Written task
Copy out, word for word, the rows from the first line through the line containing "leaf-node-3-5: VC含量 xyxy=(462,316,578,344)", including both of those lines.

Records for this exercise

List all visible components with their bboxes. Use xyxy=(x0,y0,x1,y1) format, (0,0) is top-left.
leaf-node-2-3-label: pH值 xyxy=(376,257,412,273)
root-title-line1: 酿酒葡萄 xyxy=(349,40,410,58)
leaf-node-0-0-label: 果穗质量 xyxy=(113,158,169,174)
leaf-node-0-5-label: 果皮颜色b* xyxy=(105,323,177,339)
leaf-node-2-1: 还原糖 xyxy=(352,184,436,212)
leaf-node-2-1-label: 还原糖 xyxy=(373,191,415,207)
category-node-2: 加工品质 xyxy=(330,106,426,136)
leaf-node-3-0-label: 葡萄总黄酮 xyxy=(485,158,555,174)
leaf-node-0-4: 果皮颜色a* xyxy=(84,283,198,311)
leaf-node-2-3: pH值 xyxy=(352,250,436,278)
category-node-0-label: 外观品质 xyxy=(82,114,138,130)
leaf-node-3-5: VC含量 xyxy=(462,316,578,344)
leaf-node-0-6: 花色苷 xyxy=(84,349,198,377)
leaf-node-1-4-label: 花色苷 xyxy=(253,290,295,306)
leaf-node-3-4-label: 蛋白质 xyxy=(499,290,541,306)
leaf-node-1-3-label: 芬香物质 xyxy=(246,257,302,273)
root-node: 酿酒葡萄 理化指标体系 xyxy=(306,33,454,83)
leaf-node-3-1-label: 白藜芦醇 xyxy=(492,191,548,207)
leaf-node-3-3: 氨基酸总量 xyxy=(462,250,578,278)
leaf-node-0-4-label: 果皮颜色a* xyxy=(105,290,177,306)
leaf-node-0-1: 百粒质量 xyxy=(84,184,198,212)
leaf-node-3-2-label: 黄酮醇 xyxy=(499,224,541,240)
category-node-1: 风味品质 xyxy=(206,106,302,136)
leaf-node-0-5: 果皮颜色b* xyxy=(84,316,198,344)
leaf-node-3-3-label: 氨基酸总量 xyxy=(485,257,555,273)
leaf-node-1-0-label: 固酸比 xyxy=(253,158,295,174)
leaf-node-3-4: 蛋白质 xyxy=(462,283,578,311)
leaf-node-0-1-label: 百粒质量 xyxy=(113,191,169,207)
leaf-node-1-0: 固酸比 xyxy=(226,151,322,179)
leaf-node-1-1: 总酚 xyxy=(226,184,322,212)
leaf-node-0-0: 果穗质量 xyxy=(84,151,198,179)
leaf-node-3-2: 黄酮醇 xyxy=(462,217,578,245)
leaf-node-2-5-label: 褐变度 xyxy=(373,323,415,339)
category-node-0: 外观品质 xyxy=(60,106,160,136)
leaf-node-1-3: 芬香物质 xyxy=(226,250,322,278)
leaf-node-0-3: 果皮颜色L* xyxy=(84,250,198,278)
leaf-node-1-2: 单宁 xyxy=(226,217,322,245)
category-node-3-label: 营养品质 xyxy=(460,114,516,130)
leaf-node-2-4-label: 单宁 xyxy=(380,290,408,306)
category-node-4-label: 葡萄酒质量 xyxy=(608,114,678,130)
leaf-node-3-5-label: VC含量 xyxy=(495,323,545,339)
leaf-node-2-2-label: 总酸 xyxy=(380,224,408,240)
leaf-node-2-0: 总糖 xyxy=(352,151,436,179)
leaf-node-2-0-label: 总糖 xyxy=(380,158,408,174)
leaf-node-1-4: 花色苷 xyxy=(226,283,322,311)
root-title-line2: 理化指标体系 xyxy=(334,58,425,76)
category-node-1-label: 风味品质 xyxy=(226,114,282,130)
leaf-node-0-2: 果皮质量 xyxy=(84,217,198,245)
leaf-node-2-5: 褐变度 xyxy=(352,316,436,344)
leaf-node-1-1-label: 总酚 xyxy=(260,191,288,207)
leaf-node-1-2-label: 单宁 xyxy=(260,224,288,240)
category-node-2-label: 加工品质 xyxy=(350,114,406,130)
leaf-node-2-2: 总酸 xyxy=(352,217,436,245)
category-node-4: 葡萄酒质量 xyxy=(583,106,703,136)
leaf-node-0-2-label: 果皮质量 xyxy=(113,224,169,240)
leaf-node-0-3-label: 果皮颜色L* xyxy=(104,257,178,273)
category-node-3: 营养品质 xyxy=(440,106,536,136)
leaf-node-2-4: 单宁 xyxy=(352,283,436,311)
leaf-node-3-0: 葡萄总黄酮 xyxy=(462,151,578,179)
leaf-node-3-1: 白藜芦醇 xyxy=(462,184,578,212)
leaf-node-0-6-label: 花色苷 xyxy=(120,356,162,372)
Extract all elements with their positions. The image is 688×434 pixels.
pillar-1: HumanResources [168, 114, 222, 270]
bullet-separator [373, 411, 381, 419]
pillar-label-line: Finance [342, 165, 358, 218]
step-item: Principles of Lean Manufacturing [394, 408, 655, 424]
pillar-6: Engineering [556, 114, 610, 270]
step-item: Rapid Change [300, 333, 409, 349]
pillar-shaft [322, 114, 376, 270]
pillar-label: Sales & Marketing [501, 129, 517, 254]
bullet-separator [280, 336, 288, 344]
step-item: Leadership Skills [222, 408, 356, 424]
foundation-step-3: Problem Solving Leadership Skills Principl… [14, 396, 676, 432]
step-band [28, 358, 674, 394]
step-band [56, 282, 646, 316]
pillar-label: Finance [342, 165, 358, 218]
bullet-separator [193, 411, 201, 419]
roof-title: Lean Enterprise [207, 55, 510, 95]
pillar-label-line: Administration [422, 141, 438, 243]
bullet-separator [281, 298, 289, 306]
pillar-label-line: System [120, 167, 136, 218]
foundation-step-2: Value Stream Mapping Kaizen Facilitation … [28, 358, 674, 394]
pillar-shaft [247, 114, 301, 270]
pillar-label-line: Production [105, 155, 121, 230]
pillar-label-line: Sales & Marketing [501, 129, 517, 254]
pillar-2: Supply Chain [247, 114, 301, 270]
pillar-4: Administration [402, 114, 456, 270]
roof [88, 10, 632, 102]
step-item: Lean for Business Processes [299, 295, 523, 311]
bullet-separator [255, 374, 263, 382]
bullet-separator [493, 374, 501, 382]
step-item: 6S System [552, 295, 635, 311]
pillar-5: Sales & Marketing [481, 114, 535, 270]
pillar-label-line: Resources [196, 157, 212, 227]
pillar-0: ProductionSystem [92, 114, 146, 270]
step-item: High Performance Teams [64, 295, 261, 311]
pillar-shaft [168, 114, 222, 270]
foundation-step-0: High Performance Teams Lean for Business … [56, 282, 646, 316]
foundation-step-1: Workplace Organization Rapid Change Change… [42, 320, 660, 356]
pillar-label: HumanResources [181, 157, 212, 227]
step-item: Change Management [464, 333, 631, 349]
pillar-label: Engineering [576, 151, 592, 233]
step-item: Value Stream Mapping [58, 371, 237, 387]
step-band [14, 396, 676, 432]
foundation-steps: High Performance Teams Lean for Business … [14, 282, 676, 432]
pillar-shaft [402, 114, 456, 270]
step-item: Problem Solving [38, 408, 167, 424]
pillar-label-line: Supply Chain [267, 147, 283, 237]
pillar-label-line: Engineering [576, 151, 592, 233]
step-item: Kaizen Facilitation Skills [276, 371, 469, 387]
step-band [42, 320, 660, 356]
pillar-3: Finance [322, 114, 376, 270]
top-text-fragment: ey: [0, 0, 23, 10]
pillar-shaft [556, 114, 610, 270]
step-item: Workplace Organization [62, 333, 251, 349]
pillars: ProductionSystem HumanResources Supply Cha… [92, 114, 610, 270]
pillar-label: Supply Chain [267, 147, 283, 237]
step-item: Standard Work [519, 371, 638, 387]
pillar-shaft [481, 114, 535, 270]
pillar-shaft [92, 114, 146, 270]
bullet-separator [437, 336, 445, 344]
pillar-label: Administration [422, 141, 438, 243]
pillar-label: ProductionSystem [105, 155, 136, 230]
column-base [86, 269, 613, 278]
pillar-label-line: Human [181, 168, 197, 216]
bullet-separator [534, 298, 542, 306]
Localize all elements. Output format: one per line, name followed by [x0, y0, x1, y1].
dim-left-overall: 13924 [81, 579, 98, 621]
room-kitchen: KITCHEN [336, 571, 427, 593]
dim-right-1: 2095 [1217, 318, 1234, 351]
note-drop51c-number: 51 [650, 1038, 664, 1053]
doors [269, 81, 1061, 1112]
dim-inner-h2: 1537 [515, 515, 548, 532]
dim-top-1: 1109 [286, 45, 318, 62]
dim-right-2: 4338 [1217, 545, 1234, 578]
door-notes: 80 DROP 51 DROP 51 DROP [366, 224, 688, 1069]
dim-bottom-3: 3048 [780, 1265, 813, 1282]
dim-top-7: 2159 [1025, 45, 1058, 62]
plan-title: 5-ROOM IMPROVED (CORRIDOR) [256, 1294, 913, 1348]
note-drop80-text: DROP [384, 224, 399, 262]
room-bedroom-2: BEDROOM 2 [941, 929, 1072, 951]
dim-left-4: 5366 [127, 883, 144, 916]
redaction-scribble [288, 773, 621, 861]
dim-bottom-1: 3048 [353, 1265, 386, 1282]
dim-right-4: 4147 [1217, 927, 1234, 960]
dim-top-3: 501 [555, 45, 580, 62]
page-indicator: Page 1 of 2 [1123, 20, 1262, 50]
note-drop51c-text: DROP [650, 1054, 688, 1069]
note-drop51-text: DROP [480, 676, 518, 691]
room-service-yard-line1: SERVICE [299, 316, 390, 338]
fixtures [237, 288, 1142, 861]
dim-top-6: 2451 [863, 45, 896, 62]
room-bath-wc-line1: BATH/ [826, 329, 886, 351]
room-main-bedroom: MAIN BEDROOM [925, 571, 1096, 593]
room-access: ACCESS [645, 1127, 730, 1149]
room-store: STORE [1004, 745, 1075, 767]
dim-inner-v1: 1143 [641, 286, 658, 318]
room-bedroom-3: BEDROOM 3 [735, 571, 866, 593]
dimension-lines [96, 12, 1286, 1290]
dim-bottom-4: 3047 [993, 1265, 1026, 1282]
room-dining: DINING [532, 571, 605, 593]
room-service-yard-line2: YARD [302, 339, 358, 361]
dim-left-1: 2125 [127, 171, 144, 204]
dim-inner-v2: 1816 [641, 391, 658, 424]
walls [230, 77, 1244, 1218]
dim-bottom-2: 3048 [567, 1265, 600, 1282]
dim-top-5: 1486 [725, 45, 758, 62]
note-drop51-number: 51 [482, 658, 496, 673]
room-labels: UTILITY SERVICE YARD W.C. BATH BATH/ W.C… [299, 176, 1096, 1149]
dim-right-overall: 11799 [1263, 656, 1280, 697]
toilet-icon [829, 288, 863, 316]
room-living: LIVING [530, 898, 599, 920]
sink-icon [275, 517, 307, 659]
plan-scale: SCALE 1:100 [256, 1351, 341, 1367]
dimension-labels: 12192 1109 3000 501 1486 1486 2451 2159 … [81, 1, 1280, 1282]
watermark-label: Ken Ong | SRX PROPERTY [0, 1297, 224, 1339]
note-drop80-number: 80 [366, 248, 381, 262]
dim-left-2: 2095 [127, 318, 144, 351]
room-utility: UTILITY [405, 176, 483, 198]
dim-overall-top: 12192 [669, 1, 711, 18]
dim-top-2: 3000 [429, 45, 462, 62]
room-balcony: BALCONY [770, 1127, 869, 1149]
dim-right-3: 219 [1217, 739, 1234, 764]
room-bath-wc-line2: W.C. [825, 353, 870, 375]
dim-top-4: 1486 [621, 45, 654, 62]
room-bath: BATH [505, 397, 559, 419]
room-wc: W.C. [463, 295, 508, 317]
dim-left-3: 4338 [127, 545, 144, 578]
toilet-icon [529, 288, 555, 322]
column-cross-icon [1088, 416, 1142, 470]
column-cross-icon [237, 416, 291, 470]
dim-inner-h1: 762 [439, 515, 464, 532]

Written response
List all visible components with their bboxes. Use xyxy=(x0,y0,x1,y1) format, (0,0) is top-left.
leaf-node-2-3-label: pH值 xyxy=(376,257,412,273)
root-title-line1: 酿酒葡萄 xyxy=(349,40,410,58)
leaf-node-0-0-label: 果穗质量 xyxy=(113,158,169,174)
leaf-node-0-5-label: 果皮颜色b* xyxy=(105,323,177,339)
leaf-node-2-1: 还原糖 xyxy=(352,184,436,212)
leaf-node-2-1-label: 还原糖 xyxy=(373,191,415,207)
category-node-2: 加工品质 xyxy=(330,106,426,136)
leaf-node-3-0-label: 葡萄总黄酮 xyxy=(485,158,555,174)
leaf-node-0-4: 果皮颜色a* xyxy=(84,283,198,311)
leaf-node-2-3: pH值 xyxy=(352,250,436,278)
category-node-0-label: 外观品质 xyxy=(82,114,138,130)
leaf-node-3-5: VC含量 xyxy=(462,316,578,344)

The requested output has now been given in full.